EXERCISE DIRECTIONS: Report only how many lines hold the word "screenshot".

Dataset rows:
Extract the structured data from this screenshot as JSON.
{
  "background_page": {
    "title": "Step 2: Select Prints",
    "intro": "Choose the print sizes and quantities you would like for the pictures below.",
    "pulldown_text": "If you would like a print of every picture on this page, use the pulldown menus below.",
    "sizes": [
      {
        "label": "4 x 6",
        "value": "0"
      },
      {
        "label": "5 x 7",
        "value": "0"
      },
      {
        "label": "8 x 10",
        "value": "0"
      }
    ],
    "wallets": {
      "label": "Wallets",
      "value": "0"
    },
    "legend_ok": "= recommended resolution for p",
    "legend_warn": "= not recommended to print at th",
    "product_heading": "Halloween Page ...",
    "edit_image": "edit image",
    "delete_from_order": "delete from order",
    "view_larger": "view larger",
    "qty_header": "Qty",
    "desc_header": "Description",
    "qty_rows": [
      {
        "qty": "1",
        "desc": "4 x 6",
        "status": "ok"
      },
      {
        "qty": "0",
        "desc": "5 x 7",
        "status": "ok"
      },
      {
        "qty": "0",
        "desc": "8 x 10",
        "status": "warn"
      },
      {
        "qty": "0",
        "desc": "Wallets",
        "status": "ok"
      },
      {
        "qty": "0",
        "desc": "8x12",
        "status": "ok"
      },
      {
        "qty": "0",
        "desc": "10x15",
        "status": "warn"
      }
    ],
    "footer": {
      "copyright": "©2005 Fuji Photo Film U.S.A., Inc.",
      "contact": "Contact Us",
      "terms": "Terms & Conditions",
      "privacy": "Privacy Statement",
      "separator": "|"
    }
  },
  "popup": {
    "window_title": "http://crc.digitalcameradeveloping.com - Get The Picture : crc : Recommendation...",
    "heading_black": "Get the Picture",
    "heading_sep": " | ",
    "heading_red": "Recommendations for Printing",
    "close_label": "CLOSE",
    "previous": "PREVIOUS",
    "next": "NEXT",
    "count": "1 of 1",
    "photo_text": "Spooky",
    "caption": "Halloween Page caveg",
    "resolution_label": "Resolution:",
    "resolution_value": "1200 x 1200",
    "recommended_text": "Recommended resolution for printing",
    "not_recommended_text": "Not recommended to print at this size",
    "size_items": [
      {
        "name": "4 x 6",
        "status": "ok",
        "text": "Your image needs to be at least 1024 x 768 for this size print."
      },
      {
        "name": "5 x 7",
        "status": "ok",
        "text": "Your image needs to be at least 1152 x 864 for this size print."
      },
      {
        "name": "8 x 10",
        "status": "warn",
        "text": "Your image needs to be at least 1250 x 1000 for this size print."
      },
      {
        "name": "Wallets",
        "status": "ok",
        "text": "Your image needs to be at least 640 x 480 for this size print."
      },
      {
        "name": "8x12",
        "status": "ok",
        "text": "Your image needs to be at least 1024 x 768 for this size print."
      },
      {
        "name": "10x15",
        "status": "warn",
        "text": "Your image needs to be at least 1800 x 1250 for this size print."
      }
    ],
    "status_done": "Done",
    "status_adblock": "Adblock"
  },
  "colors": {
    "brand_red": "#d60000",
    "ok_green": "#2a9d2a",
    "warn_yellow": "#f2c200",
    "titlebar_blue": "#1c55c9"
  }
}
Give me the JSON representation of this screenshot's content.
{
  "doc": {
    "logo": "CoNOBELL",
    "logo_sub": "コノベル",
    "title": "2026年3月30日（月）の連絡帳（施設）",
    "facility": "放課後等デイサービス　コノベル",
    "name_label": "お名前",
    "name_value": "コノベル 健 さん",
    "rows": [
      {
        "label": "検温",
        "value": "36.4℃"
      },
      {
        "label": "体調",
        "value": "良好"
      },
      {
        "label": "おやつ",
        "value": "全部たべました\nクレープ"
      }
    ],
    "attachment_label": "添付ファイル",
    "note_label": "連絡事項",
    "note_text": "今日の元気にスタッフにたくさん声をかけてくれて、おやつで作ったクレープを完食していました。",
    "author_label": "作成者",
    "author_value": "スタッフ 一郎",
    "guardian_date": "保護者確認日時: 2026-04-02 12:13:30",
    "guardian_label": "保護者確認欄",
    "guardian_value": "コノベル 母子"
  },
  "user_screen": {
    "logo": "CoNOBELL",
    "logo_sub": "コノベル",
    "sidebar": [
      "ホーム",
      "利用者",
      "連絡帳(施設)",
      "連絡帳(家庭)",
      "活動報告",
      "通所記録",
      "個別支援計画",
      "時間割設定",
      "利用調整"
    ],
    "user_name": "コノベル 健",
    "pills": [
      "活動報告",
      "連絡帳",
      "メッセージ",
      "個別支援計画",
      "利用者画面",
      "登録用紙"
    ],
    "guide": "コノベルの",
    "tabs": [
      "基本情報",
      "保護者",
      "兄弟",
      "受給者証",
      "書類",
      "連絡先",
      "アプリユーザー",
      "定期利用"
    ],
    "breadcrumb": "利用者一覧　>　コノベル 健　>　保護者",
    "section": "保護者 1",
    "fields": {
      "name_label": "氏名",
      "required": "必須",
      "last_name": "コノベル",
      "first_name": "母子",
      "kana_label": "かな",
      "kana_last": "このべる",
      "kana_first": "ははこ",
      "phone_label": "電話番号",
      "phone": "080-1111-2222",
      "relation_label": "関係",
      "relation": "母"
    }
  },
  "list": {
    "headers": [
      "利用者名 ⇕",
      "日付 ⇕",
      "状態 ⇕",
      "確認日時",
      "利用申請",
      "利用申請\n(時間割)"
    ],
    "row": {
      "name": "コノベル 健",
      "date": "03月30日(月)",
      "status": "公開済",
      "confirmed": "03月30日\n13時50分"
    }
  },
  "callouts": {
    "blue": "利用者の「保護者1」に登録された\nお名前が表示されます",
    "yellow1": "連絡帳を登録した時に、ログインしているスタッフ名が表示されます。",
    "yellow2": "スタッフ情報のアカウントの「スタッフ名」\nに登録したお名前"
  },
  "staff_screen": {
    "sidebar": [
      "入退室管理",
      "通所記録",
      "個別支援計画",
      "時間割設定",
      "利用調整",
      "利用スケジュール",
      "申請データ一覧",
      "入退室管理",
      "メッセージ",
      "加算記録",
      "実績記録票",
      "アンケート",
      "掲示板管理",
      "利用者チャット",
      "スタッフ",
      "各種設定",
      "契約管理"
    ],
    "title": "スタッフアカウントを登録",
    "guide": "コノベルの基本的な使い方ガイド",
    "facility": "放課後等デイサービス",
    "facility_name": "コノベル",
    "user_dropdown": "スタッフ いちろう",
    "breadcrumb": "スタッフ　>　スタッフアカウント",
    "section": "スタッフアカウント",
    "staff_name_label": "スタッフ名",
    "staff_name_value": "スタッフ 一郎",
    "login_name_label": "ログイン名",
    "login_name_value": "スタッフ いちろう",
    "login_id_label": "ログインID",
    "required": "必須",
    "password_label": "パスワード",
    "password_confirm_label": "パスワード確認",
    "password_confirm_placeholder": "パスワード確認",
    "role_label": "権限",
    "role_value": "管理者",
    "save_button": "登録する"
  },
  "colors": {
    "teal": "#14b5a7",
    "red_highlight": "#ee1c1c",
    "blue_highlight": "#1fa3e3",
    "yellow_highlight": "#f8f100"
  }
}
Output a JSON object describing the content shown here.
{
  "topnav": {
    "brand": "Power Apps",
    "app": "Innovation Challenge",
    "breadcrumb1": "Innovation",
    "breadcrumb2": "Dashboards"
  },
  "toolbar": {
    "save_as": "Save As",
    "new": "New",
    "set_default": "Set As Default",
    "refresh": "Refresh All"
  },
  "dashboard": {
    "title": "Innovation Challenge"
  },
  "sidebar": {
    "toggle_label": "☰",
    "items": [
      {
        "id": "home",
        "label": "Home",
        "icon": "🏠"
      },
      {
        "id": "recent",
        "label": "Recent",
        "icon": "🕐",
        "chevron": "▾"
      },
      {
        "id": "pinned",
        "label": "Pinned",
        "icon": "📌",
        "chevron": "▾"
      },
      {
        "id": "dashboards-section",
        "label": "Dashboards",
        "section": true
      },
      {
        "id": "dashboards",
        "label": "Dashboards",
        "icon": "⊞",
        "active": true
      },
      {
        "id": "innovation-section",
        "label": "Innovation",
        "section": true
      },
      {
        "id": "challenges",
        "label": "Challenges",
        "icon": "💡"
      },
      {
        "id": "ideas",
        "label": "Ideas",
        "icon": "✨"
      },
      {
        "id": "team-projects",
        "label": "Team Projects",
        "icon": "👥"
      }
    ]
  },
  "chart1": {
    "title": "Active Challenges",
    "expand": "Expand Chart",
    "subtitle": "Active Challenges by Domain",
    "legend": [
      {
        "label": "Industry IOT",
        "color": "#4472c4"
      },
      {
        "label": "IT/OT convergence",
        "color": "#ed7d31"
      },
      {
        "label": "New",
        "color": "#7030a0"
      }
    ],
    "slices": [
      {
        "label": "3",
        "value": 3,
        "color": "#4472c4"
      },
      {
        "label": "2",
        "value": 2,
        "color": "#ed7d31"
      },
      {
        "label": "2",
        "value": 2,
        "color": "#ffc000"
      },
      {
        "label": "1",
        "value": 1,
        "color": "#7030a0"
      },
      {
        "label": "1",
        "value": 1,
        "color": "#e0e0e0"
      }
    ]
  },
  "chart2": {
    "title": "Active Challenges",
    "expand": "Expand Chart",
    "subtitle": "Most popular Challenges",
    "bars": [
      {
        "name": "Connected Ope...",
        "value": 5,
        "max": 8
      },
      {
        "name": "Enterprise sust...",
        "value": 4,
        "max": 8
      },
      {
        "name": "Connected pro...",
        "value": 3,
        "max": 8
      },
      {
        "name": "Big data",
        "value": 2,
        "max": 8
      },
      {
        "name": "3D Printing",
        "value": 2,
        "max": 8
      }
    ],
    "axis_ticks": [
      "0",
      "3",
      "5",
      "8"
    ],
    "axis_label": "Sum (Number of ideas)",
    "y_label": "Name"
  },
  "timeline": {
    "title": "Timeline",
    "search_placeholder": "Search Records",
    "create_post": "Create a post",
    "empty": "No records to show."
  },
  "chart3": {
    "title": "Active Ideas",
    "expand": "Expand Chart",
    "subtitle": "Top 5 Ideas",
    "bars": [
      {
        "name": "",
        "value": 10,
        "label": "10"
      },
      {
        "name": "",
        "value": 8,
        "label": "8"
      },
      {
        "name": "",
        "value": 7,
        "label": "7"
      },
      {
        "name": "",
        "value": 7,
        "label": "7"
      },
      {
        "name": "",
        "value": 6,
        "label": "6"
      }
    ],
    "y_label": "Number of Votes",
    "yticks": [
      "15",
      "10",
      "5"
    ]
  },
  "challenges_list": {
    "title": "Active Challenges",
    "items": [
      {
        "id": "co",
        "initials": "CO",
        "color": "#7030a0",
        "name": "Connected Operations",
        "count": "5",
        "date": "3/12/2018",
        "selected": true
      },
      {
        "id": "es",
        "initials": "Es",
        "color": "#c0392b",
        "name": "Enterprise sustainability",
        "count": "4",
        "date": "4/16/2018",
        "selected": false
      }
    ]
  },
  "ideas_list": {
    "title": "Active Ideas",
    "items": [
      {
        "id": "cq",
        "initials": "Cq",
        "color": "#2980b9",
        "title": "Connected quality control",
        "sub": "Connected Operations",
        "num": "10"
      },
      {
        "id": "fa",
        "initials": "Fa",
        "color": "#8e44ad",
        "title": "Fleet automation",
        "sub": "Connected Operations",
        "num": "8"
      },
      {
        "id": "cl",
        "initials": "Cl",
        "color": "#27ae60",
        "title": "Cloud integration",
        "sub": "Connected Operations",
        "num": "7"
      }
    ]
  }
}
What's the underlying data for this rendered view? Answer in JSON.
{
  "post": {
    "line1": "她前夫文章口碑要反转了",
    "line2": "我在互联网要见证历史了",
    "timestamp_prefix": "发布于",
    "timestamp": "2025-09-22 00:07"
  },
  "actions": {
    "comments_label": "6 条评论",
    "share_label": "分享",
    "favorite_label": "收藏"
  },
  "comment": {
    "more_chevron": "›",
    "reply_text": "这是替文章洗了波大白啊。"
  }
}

TASK RESPONSE: 2